WORK INSTRUCTIONS:
Only the pictures are omitted; repeat all other data exactly.

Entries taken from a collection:
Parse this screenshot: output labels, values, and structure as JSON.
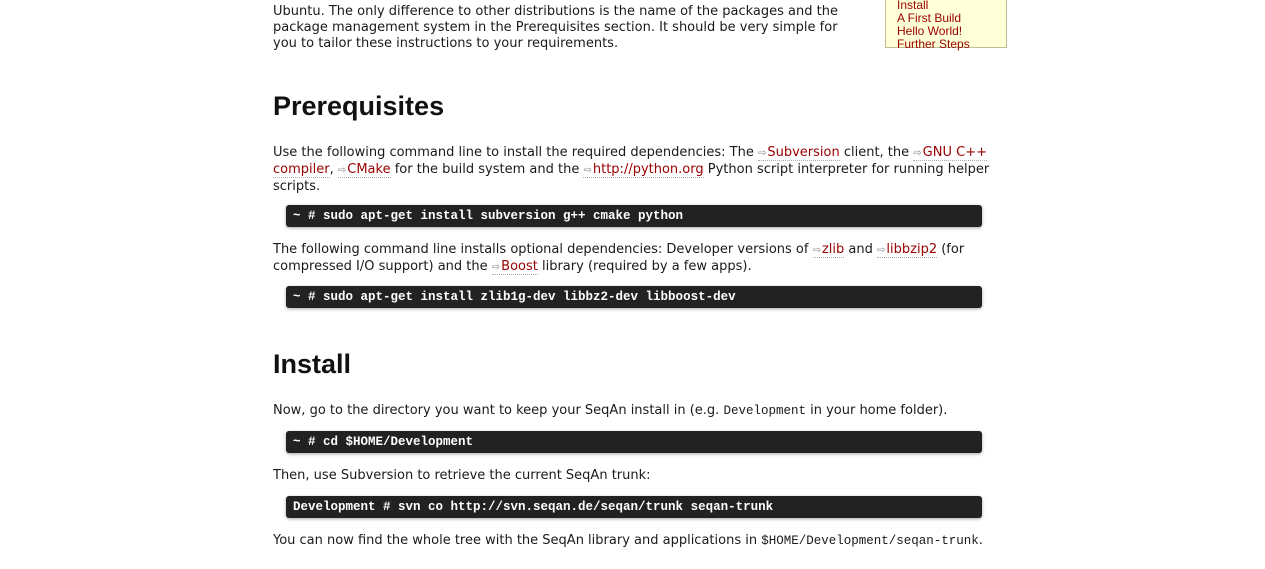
{
  "toc": {
    "items": [
      "Install",
      "A First Build",
      "Hello World!",
      "Further Steps"
    ]
  },
  "intro": {
    "text": "Ubuntu. The only difference to other distributions is the name of the packages and the package management system in the Prerequisites section. It should be very simple for you to tailor these instructions to your requirements."
  },
  "prerequisites": {
    "heading": "Prerequisites",
    "p1": {
      "t1": "Use the following command line to install the required dependencies: The ",
      "link1": "Subversion",
      "t2": " client, the ",
      "link2": "GNU C++ compiler",
      "t3": ", ",
      "link3": "CMake",
      "t4": " for the build system and the ",
      "link4": "http://python.org",
      "t5": " Python script interpreter for running helper scripts."
    },
    "cmd1": "~ # sudo apt-get install subversion g++ cmake python",
    "p2": {
      "t1": "The following command line installs optional dependencies: Developer versions of ",
      "link1": "zlib",
      "t2": " and ",
      "link2": "libbzip2",
      "t3": " (for compressed I/O support) and the ",
      "link3": "Boost",
      "t4": " library (required by a few apps)."
    },
    "cmd2": "~ # sudo apt-get install zlib1g-dev libbz2-dev libboost-dev"
  },
  "install": {
    "heading": "Install",
    "p1": {
      "t1": "Now, go to the directory you want to keep your SeqAn install in (e.g. ",
      "code": "Development",
      "t2": " in your home folder)."
    },
    "cmd1": "~ # cd $HOME/Development",
    "p2": "Then, use Subversion to retrieve the current SeqAn trunk:",
    "cmd2": "Development # svn co http://svn.seqan.de/seqan/trunk seqan-trunk",
    "p3": {
      "t1": "You can now find the whole tree with the SeqAn library and applications in ",
      "code": "$HOME/Development/seqan-trunk",
      "t2": "."
    }
  },
  "colors": {
    "link": "#990000",
    "command_bg": "#222222",
    "toc_bg": "#ffffd8"
  },
  "icons": {
    "external_link": "external-link-icon"
  }
}
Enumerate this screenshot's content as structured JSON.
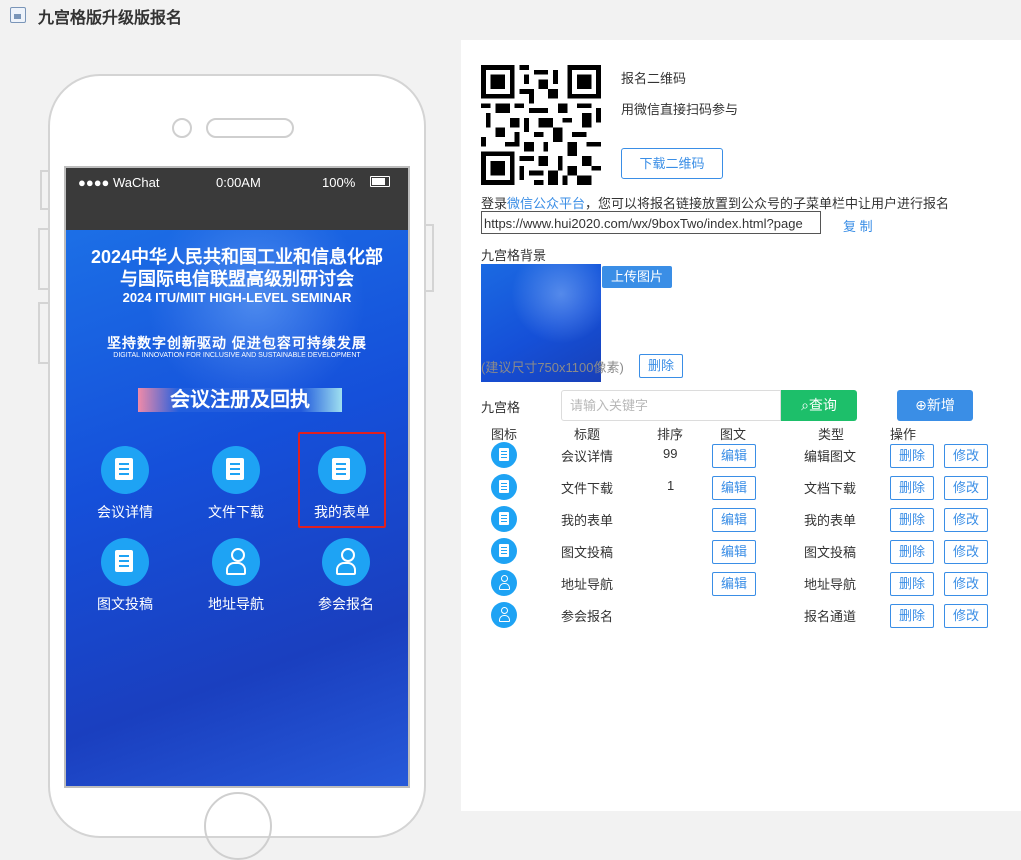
{
  "window": {
    "title": "九宫格版升级版报名"
  },
  "phone": {
    "status": {
      "carrier": "●●●● WaChat",
      "time": "0:00AM",
      "battery": "100%"
    },
    "banner": {
      "title_line1": "2024中华人民共和国工业和信息化部",
      "title_line2": "与国际电信联盟高级别研讨会",
      "title_en": "2024 ITU/MIIT HIGH-LEVEL SEMINAR",
      "slogan": "坚持数字创新驱动    促进包容可持续发展",
      "slogan_en": "DIGITAL INNOVATION FOR INCLUSIVE AND SUSTAINABLE DEVELOPMENT",
      "section_title": "会议注册及回执"
    },
    "grid": [
      {
        "label": "会议详情",
        "icon": "document-list-icon"
      },
      {
        "label": "文件下载",
        "icon": "files-icon"
      },
      {
        "label": "我的表单",
        "icon": "form-icon",
        "selected": true
      },
      {
        "label": "图文投稿",
        "icon": "article-icon"
      },
      {
        "label": "地址导航",
        "icon": "user-location-icon"
      },
      {
        "label": "参会报名",
        "icon": "user-add-icon"
      }
    ]
  },
  "qr": {
    "label": "报名二维码",
    "hint": "用微信直接扫码参与",
    "download_button": "下载二维码"
  },
  "link_section": {
    "prefix": "登录",
    "platform_link": "微信公众平台",
    "suffix": "，您可以将报名链接放置到公众号的子菜单栏中让用户进行报名",
    "url": "https://www.hui2020.com/wx/9boxTwo/index.html?page",
    "copy": "复 制"
  },
  "background": {
    "label": "九宫格背景",
    "upload_button": "上传图片",
    "size_hint": "(建议尺寸750x1100像素)",
    "delete_button": "删除"
  },
  "toolbar": {
    "label": "九宫格",
    "search_placeholder": "请输入关键字",
    "query_button": "查询",
    "add_button": "新增"
  },
  "table": {
    "headers": {
      "icon": "图标",
      "title": "标题",
      "order": "排序",
      "content": "图文",
      "type": "类型",
      "actions": "操作"
    },
    "rows": [
      {
        "title": "会议详情",
        "order": "99",
        "edit": "编辑",
        "type": "编辑图文",
        "delete": "删除",
        "modify": "修改"
      },
      {
        "title": "文件下载",
        "order": "1",
        "edit": "编辑",
        "type": "文档下载",
        "delete": "删除",
        "modify": "修改"
      },
      {
        "title": "我的表单",
        "order": "",
        "edit": "编辑",
        "type": "我的表单",
        "delete": "删除",
        "modify": "修改"
      },
      {
        "title": "图文投稿",
        "order": "",
        "edit": "编辑",
        "type": "图文投稿",
        "delete": "删除",
        "modify": "修改"
      },
      {
        "title": "地址导航",
        "order": "",
        "edit": "编辑",
        "type": "地址导航",
        "delete": "删除",
        "modify": "修改"
      },
      {
        "title": "参会报名",
        "order": "",
        "edit": "",
        "type": "报名通道",
        "delete": "删除",
        "modify": "修改"
      }
    ]
  },
  "colors": {
    "accent": "#3a8ee6",
    "query_green": "#1dbf6a",
    "icon_blue": "#1ea3f4",
    "highlight_red": "#e02020"
  }
}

THE OUTPUT:
Parse this screenshot: output labels, values, and structure as JSON.
{
  "toc": {
    "items": [
      "Install",
      "A First Build",
      "Hello World!",
      "Further Steps"
    ]
  },
  "intro": {
    "text": "Ubuntu. The only difference to other distributions is the name of the packages and the package management system in the Prerequisites section. It should be very simple for you to tailor these instructions to your requirements."
  },
  "prerequisites": {
    "heading": "Prerequisites",
    "p1": {
      "t1": "Use the following command line to install the required dependencies: The ",
      "link1": "Subversion",
      "t2": " client, the ",
      "link2": "GNU C++ compiler",
      "t3": ", ",
      "link3": "CMake",
      "t4": " for the build system and the ",
      "link4": "http://python.org",
      "t5": " Python script interpreter for running helper scripts."
    },
    "cmd1": "~ # sudo apt-get install subversion g++ cmake python",
    "p2": {
      "t1": "The following command line installs optional dependencies: Developer versions of ",
      "link1": "zlib",
      "t2": " and ",
      "link2": "libbzip2",
      "t3": " (for compressed I/O support) and the ",
      "link3": "Boost",
      "t4": " library (required by a few apps)."
    },
    "cmd2": "~ # sudo apt-get install zlib1g-dev libbz2-dev libboost-dev"
  },
  "install": {
    "heading": "Install",
    "p1": {
      "t1": "Now, go to the directory you want to keep your SeqAn install in (e.g. ",
      "code": "Development",
      "t2": " in your home folder)."
    },
    "cmd1": "~ # cd $HOME/Development",
    "p2": "Then, use Subversion to retrieve the current SeqAn trunk:",
    "cmd2": "Development # svn co http://svn.seqan.de/seqan/trunk seqan-trunk",
    "p3": {
      "t1": "You can now find the whole tree with the SeqAn library and applications in ",
      "code": "$HOME/Development/seqan-trunk",
      "t2": "."
    }
  },
  "colors": {
    "link": "#990000",
    "command_bg": "#222222",
    "toc_bg": "#ffffd8"
  },
  "icons": {
    "external_link": "external-link-icon"
  }
}
Enumerate this screenshot's content as structured JSON.
{
  "window": {
    "title": "九宫格版升级版报名"
  },
  "phone": {
    "status": {
      "carrier": "●●●● WaChat",
      "time": "0:00AM",
      "battery": "100%"
    },
    "banner": {
      "title_line1": "2024中华人民共和国工业和信息化部",
      "title_line2": "与国际电信联盟高级别研讨会",
      "title_en": "2024 ITU/MIIT HIGH-LEVEL SEMINAR",
      "slogan": "坚持数字创新驱动    促进包容可持续发展",
      "slogan_en": "DIGITAL INNOVATION FOR INCLUSIVE AND SUSTAINABLE DEVELOPMENT",
      "section_title": "会议注册及回执"
    },
    "grid": [
      {
        "label": "会议详情",
        "icon": "document-list-icon"
      },
      {
        "label": "文件下载",
        "icon": "files-icon"
      },
      {
        "label": "我的表单",
        "icon": "form-icon",
        "selected": true
      },
      {
        "label": "图文投稿",
        "icon": "article-icon"
      },
      {
        "label": "地址导航",
        "icon": "user-location-icon"
      },
      {
        "label": "参会报名",
        "icon": "user-add-icon"
      }
    ]
  },
  "qr": {
    "label": "报名二维码",
    "hint": "用微信直接扫码参与",
    "download_button": "下载二维码"
  },
  "link_section": {
    "prefix": "登录",
    "platform_link": "微信公众平台",
    "suffix": "，您可以将报名链接放置到公众号的子菜单栏中让用户进行报名",
    "url": "https://www.hui2020.com/wx/9boxTwo/index.html?page",
    "copy": "复 制"
  },
  "background": {
    "label": "九宫格背景",
    "upload_button": "上传图片",
    "size_hint": "(建议尺寸750x1100像素)",
    "delete_button": "删除"
  },
  "toolbar": {
    "label": "九宫格",
    "search_placeholder": "请输入关键字",
    "query_button": "查询",
    "add_button": "新增"
  },
  "table": {
    "headers": {
      "icon": "图标",
      "title": "标题",
      "order": "排序",
      "content": "图文",
      "type": "类型",
      "actions": "操作"
    },
    "rows": [
      {
        "title": "会议详情",
        "order": "99",
        "edit": "编辑",
        "type": "编辑图文",
        "delete": "删除",
        "modify": "修改"
      },
      {
        "title": "文件下载",
        "order": "1",
        "edit": "编辑",
        "type": "文档下载",
        "delete": "删除",
        "modify": "修改"
      },
      {
        "title": "我的表单",
        "order": "",
        "edit": "编辑",
        "type": "我的表单",
        "delete": "删除",
        "modify": "修改"
      },
      {
        "title": "图文投稿",
        "order": "",
        "edit": "编辑",
        "type": "图文投稿",
        "delete": "删除",
        "modify": "修改"
      },
      {
        "title": "地址导航",
        "order": "",
        "edit": "编辑",
        "type": "地址导航",
        "delete": "删除",
        "modify": "修改"
      },
      {
        "title": "参会报名",
        "order": "",
        "edit": "",
        "type": "报名通道",
        "delete": "删除",
        "modify": "修改"
      }
    ]
  },
  "colors": {
    "accent": "#3a8ee6",
    "query_green": "#1dbf6a",
    "icon_blue": "#1ea3f4",
    "highlight_red": "#e02020"
  }
}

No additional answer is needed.